▶ [Dataset rows]:
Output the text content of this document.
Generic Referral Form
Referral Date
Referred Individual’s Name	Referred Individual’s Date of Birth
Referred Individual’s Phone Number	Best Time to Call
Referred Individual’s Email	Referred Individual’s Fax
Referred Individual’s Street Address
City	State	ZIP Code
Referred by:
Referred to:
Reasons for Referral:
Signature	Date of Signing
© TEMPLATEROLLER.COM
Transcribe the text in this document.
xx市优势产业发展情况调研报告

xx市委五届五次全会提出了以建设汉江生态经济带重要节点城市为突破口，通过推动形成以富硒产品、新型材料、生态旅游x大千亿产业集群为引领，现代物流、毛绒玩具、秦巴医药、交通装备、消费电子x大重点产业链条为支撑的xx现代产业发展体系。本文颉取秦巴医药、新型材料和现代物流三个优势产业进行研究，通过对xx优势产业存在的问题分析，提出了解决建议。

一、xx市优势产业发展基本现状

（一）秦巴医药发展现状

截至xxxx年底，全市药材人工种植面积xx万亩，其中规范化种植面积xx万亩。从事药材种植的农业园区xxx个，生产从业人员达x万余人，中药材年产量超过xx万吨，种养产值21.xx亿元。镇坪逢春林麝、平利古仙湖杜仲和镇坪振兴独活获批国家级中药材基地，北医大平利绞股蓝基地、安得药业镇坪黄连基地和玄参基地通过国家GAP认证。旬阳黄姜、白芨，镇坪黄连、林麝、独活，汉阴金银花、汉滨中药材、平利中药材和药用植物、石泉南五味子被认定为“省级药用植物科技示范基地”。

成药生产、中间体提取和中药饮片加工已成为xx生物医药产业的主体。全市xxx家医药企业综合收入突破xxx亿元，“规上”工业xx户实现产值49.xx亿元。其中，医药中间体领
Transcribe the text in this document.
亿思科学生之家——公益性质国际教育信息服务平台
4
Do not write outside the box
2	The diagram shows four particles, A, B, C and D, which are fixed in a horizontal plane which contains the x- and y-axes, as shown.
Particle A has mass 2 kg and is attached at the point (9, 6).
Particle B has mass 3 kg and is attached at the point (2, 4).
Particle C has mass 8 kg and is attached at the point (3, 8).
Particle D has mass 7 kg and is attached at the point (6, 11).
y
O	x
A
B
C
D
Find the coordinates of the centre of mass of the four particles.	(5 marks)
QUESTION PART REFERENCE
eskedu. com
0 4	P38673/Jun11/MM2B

▶ [Task prompt]: How many lines in the records hold the string "mass"? Reply with the number alone.

▶ [Response below]: 5